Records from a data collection
Begin
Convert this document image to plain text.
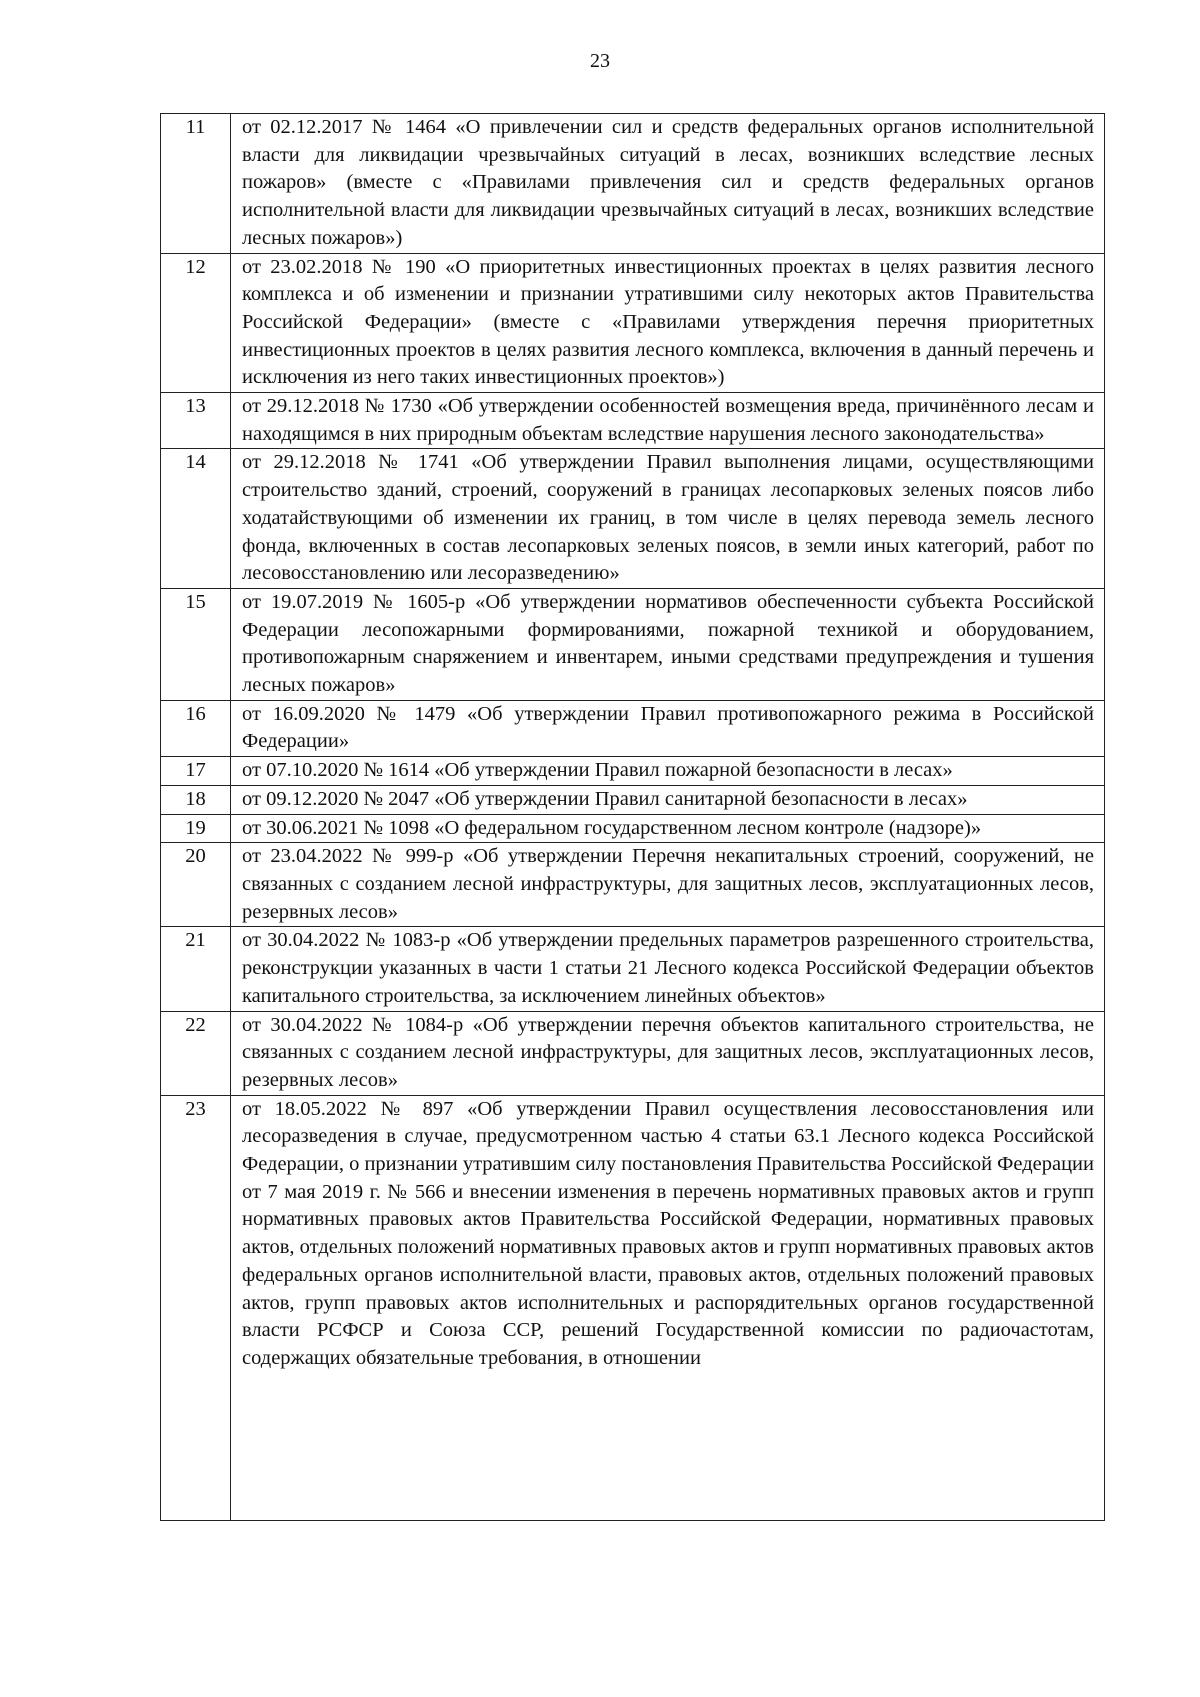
23
11	от 02.12.2017 № 1464 «О привлечении сил и средств федеральных органов исполнительной власти для ликвидации чрезвычайных ситуаций в лесах, возникших вследствие лесных пожаров» (вместе с «Правилами привлечения сил и средств федеральных органов исполнительной власти для ликвидации чрезвычайных ситуаций в лесах, возникших вследствие лесных пожаров»)
12	от 23.02.2018 № 190 «О приоритетных инвестиционных проектах в целях развития лесного комплекса и об изменении и признании утратившими силу некоторых актов Правительства Российской Федерации» (вместе с «Правилами утверждения перечня приоритетных инвестиционных проектов в целях развития лесного комплекса, включения в данный перечень и исключения из него таких инвестиционных проектов»)
13	от 29.12.2018 № 1730 «Об утверждении особенностей возмещения вреда, причинённого лесам и находящимся в них природным объектам вследствие нарушения лесного законодательства»
14	от 29.12.2018 № 1741 «Об утверждении Правил выполнения лицами, осуществляющими строительство зданий, строений, сооружений в границах лесопарковых зеленых поясов либо ходатайствующими об изменении их границ, в том числе в целях перевода земель лесного фонда, включенных в состав лесопарковых зеленых поясов, в земли иных категорий, работ по лесовосстановлению или лесоразведению»
15	от 19.07.2019 № 1605-р «Об утверждении нормативов обеспеченности субъекта Российской Федерации лесопожарными формированиями, пожарной техникой и оборудованием, противопожарным снаряжением и инвентарем, иными средствами предупреждения и тушения лесных пожаров»
16	от 16.09.2020 № 1479 «Об утверждении Правил противопожарного режима в Российской Федерации»
17	от 07.10.2020 № 1614 «Об утверждении Правил пожарной безопасности в лесах»
18	от 09.12.2020 № 2047 «Об утверждении Правил санитарной безопасности в лесах»
19	от 30.06.2021 № 1098 «О федеральном государственном лесном контроле (надзоре)»
20	от 23.04.2022 № 999-р «Об утверждении Перечня некапитальных строений, сооружений, не связанных с созданием лесной инфраструктуры, для защитных лесов, эксплуатационных лесов, резервных лесов»
21	от 30.04.2022 № 1083-р «Об утверждении предельных параметров разрешенного строительства, реконструкции указанных в части 1 статьи 21 Лесного кодекса Российской Федерации объектов капитального строительства, за исключением линейных объектов»
22	от 30.04.2022 № 1084-р «Об утверждении перечня объектов капитального строительства, не связанных с созданием лесной инфраструктуры, для защитных лесов, эксплуатационных лесов, резервных лесов»
23	от 18.05.2022 № 897 «Об утверждении Правил осуществления лесовосстановления или лесоразведения в случае, предусмотренном частью 4 статьи 63.1 Лесного кодекса Российской Федерации, о признании утратившим силу постановления Правительства Российской Федерации от 7 мая 2019 г. № 566 и внесении изменения в перечень нормативных правовых актов и групп нормативных правовых актов Правительства Российской Федерации, нормативных правовых актов, отдельных положений нормативных правовых актов и групп нормативных правовых актов федеральных органов исполнительной власти, правовых актов, отдельных положений правовых актов, групп правовых актов исполнительных и распорядительных органов государственной власти РСФСР и Союза ССР, решений Государственной комиссии по радиочастотам, содержащих обязательные требования, в отношении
End
Aim of the task
From the listing, extract all text exactly as given and drop any picture.

Written solution
Convert this document image to plain text.
23
11	от 02.12.2017 № 1464 «О привлечении сил и средств федеральных органов исполнительной власти для ликвидации чрезвычайных ситуаций в лесах, возникших вследствие лесных пожаров» (вместе с «Правилами привлечения сил и средств федеральных органов исполнительной власти для ликвидации чрезвычайных ситуаций в лесах, возникших вследствие лесных пожаров»)
12	от 23.02.2018 № 190 «О приоритетных инвестиционных проектах в целях развития лесного комплекса и об изменении и признании утратившими силу некоторых актов Правительства Российской Федерации» (вместе с «Правилами утверждения перечня приоритетных инвестиционных проектов в целях развития лесного комплекса, включения в данный перечень и исключения из него таких инвестиционных проектов»)
13	от 29.12.2018 № 1730 «Об утверждении особенностей возмещения вреда, причинённого лесам и находящимся в них природным объектам вследствие нарушения лесного законодательства»
14	от 29.12.2018 № 1741 «Об утверждении Правил выполнения лицами, осуществляющими строительство зданий, строений, сооружений в границах лесопарковых зеленых поясов либо ходатайствующими об изменении их границ, в том числе в целях перевода земель лесного фонда, включенных в состав лесопарковых зеленых поясов, в земли иных категорий, работ по лесовосстановлению или лесоразведению»
15	от 19.07.2019 № 1605-р «Об утверждении нормативов обеспеченности субъекта Российской Федерации лесопожарными формированиями, пожарной техникой и оборудованием, противопожарным снаряжением и инвентарем, иными средствами предупреждения и тушения лесных пожаров»
16	от 16.09.2020 № 1479 «Об утверждении Правил противопожарного режима в Российской Федерации»
17	от 07.10.2020 № 1614 «Об утверждении Правил пожарной безопасности в лесах»
18	от 09.12.2020 № 2047 «Об утверждении Правил санитарной безопасности в лесах»
19	от 30.06.2021 № 1098 «О федеральном государственном лесном контроле (надзоре)»
20	от 23.04.2022 № 999-р «Об утверждении Перечня некапитальных строений, сооружений, не связанных с созданием лесной инфраструктуры, для защитных лесов, эксплуатационных лесов, резервных лесов»
21	от 30.04.2022 № 1083-р «Об утверждении предельных параметров разрешенного строительства, реконструкции указанных в части 1 статьи 21 Лесного кодекса Российской Федерации объектов капитального строительства, за исключением линейных объектов»
22	от 30.04.2022 № 1084-р «Об утверждении перечня объектов капитального строительства, не связанных с созданием лесной инфраструктуры, для защитных лесов, эксплуатационных лесов, резервных лесов»
23	от 18.05.2022 № 897 «Об утверждении Правил осуществления лесовосстановления или лесоразведения в случае, предусмотренном частью 4 статьи 63.1 Лесного кодекса Российской Федерации, о признании утратившим силу постановления Правительства Российской Федерации от 7 мая 2019 г. № 566 и внесении изменения в перечень нормативных правовых актов и групп нормативных правовых актов Правительства Российской Федерации, нормативных правовых актов, отдельных положений нормативных правовых актов и групп нормативных правовых актов федеральных органов исполнительной власти, правовых актов, отдельных положений правовых актов, групп правовых актов исполнительных и распорядительных органов государственной власти РСФСР и Союза ССР, решений Государственной комиссии по радиочастотам, содержащих обязательные требования, в отношении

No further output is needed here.